■ **Listing**:
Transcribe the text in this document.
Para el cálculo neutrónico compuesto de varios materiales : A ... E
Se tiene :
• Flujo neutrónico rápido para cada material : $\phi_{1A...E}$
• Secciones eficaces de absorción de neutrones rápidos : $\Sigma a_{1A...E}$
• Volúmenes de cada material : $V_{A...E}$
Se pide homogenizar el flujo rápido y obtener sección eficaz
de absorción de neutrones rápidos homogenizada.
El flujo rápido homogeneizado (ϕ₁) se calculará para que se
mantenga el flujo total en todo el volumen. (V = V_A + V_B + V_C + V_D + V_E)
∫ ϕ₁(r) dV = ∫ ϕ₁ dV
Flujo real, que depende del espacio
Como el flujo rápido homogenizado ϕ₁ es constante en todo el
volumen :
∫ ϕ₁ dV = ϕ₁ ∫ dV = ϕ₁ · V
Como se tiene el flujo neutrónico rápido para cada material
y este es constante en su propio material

■ **Do this**: Make an exact copy of the listing, including every line.

■ **Solution below**:
Transcribe the text in this document.
Para el cálculo neutrónico compuesto de varios materiales : A ... E
Se tiene :
• Flujo neutrónico rápido para cada material : $\phi_{1A...E}$
• Secciones eficaces de absorción de neutrones rápidos : $\Sigma a_{1A...E}$
• Volúmenes de cada material : $V_{A...E}$
Se pide homogenizar el flujo rápido y obtener sección eficaz
de absorción de neutrones rápidos homogenizada.
El flujo rápido homogeneizado (ϕ₁) se calculará para que se
mantenga el flujo total en todo el volumen. (V = V_A + V_B + V_C + V_D + V_E)
∫ ϕ₁(r) dV = ∫ ϕ₁ dV
Flujo real, que depende del espacio
Como el flujo rápido homogenizado ϕ₁ es constante en todo el
volumen :
∫ ϕ₁ dV = ϕ₁ ∫ dV = ϕ₁ · V
Como se tiene el flujo neutrónico rápido para cada material
y este es constante en su propio material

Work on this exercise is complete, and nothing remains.